■ **WORK TO BE COMPLETED**
Output the lines that follow exactly as they are.

(Stored items from a collection)
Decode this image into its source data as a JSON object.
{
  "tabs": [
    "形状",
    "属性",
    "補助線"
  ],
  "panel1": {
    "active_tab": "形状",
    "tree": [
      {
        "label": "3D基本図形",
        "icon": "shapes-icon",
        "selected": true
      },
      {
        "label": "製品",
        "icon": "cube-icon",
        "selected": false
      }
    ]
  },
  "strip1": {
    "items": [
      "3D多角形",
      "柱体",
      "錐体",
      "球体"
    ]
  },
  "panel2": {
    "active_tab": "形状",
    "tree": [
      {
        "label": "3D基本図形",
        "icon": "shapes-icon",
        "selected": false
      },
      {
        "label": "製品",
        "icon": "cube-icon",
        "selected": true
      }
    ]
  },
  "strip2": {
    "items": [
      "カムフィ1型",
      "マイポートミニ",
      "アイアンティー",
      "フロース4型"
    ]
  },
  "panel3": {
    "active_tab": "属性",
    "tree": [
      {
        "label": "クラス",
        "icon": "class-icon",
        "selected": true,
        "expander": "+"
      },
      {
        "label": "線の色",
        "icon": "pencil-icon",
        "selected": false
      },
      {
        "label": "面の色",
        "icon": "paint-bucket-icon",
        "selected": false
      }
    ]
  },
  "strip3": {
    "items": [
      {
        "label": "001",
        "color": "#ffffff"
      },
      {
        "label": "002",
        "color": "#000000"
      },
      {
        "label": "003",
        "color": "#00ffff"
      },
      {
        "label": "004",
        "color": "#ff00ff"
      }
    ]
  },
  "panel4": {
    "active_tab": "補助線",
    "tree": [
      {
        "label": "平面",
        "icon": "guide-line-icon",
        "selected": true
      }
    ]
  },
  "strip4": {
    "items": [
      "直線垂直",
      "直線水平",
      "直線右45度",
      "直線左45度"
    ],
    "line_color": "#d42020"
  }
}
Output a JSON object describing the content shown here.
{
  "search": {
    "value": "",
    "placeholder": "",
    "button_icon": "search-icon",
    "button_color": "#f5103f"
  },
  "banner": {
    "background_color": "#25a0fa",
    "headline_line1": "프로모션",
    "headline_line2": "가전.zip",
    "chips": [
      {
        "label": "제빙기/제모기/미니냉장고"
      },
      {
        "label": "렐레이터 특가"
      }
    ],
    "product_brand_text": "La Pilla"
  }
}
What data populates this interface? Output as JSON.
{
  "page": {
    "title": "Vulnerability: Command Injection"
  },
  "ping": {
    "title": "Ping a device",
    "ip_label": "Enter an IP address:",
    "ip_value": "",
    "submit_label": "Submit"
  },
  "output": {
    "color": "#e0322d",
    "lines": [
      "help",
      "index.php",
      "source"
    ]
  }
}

■ **OUTPUT FOR THIS EXERCISE**
Decode this image into its source data as a JSON object.
{
  "tabs": [
    "形状",
    "属性",
    "補助線"
  ],
  "panel1": {
    "active_tab": "形状",
    "tree": [
      {
        "label": "3D基本図形",
        "icon": "shapes-icon",
        "selected": true
      },
      {
        "label": "製品",
        "icon": "cube-icon",
        "selected": false
      }
    ]
  },
  "strip1": {
    "items": [
      "3D多角形",
      "柱体",
      "錐体",
      "球体"
    ]
  },
  "panel2": {
    "active_tab": "形状",
    "tree": [
      {
        "label": "3D基本図形",
        "icon": "shapes-icon",
        "selected": false
      },
      {
        "label": "製品",
        "icon": "cube-icon",
        "selected": true
      }
    ]
  },
  "strip2": {
    "items": [
      "カムフィ1型",
      "マイポートミニ",
      "アイアンティー",
      "フロース4型"
    ]
  },
  "panel3": {
    "active_tab": "属性",
    "tree": [
      {
        "label": "クラス",
        "icon": "class-icon",
        "selected": true,
        "expander": "+"
      },
      {
        "label": "線の色",
        "icon": "pencil-icon",
        "selected": false
      },
      {
        "label": "面の色",
        "icon": "paint-bucket-icon",
        "selected": false
      }
    ]
  },
  "strip3": {
    "items": [
      {
        "label": "001",
        "color": "#ffffff"
      },
      {
        "label": "002",
        "color": "#000000"
      },
      {
        "label": "003",
        "color": "#00ffff"
      },
      {
        "label": "004",
        "color": "#ff00ff"
      }
    ]
  },
  "panel4": {
    "active_tab": "補助線",
    "tree": [
      {
        "label": "平面",
        "icon": "guide-line-icon",
        "selected": true
      }
    ]
  },
  "strip4": {
    "items": [
      "直線垂直",
      "直線水平",
      "直線右45度",
      "直線左45度"
    ],
    "line_color": "#d42020"
  }
}
Output a JSON object describing the content shown here.
{
  "search": {
    "value": "",
    "placeholder": "",
    "button_icon": "search-icon",
    "button_color": "#f5103f"
  },
  "banner": {
    "background_color": "#25a0fa",
    "headline_line1": "프로모션",
    "headline_line2": "가전.zip",
    "chips": [
      {
        "label": "제빙기/제모기/미니냉장고"
      },
      {
        "label": "렐레이터 특가"
      }
    ],
    "product_brand_text": "La Pilla"
  }
}
What data populates this interface? Output as JSON.
{
  "page": {
    "title": "Vulnerability: Command Injection"
  },
  "ping": {
    "title": "Ping a device",
    "ip_label": "Enter an IP address:",
    "ip_value": "",
    "submit_label": "Submit"
  },
  "output": {
    "color": "#e0322d",
    "lines": [
      "help",
      "index.php",
      "source"
    ]
  }
}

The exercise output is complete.